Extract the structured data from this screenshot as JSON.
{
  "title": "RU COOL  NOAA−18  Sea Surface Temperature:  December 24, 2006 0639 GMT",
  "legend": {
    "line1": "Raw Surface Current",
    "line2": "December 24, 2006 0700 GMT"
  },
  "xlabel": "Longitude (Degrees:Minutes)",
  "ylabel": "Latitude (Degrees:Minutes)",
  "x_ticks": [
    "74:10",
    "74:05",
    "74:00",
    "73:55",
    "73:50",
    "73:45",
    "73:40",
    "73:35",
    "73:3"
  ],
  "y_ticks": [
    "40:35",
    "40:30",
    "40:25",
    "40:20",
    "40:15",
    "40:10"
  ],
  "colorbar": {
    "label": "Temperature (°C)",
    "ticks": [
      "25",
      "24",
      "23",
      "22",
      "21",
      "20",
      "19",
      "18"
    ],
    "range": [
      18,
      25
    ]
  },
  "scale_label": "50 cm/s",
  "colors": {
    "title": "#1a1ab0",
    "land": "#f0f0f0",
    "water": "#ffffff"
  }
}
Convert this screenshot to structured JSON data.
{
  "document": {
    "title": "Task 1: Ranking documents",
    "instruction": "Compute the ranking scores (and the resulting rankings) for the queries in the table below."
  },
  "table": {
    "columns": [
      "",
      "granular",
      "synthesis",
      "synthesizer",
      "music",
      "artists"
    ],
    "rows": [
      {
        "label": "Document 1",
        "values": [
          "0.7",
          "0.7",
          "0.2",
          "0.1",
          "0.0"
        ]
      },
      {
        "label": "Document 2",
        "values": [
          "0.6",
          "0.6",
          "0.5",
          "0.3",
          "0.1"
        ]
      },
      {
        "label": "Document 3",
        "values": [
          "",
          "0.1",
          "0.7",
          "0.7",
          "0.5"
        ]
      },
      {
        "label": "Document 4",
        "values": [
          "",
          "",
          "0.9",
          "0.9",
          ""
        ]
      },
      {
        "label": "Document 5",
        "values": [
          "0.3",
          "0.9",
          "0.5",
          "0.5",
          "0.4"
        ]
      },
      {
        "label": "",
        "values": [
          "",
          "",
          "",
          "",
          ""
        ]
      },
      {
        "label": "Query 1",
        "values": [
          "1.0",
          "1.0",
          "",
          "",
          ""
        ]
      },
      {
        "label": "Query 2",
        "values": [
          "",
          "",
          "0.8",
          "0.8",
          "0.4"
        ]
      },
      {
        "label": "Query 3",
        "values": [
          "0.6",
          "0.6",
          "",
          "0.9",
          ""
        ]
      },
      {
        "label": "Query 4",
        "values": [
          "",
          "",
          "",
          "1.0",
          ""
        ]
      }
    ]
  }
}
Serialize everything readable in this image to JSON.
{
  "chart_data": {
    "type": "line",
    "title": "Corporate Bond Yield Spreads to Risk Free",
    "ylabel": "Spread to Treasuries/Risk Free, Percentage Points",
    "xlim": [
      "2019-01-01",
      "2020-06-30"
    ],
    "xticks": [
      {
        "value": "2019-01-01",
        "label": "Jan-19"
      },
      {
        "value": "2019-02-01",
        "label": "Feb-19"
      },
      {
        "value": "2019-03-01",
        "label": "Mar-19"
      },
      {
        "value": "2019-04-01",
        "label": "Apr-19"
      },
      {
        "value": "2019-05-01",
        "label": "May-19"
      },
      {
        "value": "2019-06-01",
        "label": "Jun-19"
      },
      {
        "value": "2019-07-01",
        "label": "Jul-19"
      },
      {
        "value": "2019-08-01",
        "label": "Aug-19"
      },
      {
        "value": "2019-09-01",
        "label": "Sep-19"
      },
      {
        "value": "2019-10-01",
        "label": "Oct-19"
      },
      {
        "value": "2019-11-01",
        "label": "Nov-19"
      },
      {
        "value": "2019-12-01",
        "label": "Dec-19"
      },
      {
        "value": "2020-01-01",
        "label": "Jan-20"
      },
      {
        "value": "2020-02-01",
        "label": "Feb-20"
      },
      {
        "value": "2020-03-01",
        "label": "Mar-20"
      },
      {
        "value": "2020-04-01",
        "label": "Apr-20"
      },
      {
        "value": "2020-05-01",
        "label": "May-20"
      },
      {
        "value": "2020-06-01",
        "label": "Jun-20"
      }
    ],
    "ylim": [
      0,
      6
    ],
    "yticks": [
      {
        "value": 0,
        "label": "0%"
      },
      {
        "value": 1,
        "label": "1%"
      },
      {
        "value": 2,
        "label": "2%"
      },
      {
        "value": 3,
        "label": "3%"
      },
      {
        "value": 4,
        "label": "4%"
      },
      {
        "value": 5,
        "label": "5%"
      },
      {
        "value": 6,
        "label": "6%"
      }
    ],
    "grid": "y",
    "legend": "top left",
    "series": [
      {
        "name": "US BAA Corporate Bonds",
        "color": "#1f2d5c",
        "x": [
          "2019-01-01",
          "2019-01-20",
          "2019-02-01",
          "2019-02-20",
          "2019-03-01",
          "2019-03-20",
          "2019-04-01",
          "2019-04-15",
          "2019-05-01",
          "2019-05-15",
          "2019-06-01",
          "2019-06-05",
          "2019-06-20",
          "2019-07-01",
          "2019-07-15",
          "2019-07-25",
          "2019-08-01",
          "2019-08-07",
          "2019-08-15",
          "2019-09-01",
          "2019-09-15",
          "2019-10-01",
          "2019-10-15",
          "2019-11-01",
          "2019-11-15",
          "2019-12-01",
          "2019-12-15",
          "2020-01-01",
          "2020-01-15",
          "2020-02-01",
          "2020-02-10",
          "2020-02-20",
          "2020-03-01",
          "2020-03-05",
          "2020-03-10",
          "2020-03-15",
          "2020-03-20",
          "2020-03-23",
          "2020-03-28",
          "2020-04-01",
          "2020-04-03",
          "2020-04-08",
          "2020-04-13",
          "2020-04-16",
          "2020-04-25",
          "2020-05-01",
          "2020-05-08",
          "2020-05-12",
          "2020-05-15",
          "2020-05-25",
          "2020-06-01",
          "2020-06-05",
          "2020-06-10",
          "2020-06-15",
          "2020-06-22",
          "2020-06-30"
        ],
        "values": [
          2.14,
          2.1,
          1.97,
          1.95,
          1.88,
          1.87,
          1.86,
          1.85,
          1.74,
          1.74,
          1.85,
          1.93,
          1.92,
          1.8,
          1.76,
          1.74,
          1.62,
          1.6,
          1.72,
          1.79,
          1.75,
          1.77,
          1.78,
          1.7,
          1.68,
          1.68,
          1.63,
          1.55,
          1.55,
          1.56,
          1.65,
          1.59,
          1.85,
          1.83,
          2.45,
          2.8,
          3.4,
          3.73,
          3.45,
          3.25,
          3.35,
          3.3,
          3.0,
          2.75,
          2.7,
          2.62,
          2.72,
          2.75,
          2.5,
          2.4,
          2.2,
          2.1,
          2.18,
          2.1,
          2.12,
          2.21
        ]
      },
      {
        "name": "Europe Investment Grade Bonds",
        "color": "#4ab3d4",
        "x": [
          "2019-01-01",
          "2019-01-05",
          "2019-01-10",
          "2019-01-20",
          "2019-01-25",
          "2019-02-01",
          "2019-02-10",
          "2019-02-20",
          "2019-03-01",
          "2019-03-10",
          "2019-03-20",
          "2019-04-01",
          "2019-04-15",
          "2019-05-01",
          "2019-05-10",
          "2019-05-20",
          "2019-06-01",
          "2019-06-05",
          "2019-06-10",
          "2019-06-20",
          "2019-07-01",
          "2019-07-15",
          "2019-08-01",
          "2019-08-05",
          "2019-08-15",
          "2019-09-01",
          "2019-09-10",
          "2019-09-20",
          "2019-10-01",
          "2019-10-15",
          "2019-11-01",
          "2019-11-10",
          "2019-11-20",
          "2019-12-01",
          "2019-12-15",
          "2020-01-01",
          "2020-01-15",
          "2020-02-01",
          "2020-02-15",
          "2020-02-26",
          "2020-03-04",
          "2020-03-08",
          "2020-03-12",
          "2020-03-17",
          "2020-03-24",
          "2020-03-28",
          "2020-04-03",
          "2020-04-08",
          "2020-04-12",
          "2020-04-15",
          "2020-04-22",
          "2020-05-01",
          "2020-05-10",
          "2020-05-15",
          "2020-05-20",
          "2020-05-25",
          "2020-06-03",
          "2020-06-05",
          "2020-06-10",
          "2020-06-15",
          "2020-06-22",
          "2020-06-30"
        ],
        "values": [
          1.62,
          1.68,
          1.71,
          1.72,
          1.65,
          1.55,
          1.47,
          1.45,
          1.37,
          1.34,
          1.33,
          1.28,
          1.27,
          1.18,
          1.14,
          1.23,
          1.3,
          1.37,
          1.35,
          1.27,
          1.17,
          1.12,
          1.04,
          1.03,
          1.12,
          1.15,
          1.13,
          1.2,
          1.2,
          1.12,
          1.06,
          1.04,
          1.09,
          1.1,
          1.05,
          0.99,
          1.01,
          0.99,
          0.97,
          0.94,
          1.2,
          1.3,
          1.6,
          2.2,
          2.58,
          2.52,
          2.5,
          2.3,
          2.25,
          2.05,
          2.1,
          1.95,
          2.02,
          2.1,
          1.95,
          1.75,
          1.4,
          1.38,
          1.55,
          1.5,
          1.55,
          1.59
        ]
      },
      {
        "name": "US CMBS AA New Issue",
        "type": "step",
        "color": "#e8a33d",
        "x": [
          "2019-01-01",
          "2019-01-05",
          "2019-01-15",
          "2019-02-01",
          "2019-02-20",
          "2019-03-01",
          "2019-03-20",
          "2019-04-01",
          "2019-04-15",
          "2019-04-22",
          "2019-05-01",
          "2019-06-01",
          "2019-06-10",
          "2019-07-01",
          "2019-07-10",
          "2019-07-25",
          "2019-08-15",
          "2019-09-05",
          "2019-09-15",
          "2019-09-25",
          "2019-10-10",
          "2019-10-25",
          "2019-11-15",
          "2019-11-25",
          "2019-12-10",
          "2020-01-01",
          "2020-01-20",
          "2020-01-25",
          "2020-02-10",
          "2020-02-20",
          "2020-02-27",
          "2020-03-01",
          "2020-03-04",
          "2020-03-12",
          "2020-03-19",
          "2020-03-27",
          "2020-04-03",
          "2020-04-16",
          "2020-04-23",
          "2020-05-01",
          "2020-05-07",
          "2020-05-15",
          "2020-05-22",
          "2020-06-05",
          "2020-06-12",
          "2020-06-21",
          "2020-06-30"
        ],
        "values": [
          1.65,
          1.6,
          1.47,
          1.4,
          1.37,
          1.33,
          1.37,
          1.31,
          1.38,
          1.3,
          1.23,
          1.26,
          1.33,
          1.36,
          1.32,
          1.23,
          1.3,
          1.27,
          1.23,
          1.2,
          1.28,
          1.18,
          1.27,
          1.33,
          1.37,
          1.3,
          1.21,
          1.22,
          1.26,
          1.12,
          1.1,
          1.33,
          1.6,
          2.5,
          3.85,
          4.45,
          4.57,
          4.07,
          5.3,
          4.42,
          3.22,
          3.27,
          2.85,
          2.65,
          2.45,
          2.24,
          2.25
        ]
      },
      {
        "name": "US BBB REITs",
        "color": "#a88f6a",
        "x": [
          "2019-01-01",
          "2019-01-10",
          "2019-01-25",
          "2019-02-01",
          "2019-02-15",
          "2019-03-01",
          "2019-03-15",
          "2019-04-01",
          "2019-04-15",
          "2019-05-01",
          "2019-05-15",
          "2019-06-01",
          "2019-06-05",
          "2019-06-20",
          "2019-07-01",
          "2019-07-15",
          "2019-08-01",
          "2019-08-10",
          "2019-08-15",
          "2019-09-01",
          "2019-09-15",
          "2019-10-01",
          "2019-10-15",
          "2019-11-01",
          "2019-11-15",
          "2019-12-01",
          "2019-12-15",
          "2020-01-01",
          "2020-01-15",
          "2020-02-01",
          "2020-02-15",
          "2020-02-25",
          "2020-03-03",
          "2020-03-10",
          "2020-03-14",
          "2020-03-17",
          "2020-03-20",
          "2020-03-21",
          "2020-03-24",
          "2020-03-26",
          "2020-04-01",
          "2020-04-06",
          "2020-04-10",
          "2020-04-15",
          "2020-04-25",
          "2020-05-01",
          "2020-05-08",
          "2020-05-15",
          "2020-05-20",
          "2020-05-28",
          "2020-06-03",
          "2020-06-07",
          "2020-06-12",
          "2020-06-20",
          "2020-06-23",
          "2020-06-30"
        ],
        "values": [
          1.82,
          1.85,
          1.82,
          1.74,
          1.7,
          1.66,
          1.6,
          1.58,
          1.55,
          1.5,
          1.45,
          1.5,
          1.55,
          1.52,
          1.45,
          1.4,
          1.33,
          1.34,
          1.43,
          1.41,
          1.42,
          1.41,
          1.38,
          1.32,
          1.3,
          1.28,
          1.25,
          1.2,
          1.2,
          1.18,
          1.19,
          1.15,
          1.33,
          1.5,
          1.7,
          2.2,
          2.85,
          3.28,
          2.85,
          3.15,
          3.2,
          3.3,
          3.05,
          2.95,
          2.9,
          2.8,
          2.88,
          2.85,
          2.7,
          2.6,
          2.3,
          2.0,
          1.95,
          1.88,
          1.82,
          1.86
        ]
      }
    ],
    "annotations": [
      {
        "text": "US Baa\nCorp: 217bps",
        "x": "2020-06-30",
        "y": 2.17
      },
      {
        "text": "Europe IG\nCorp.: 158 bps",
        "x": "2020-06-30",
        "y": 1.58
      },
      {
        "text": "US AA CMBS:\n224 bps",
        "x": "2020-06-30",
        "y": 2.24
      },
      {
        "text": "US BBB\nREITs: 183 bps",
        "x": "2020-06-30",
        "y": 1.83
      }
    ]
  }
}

-----

* [Written instruction]
Count how many lines hold the string "name" and give that number alone.

* [Task answer]
4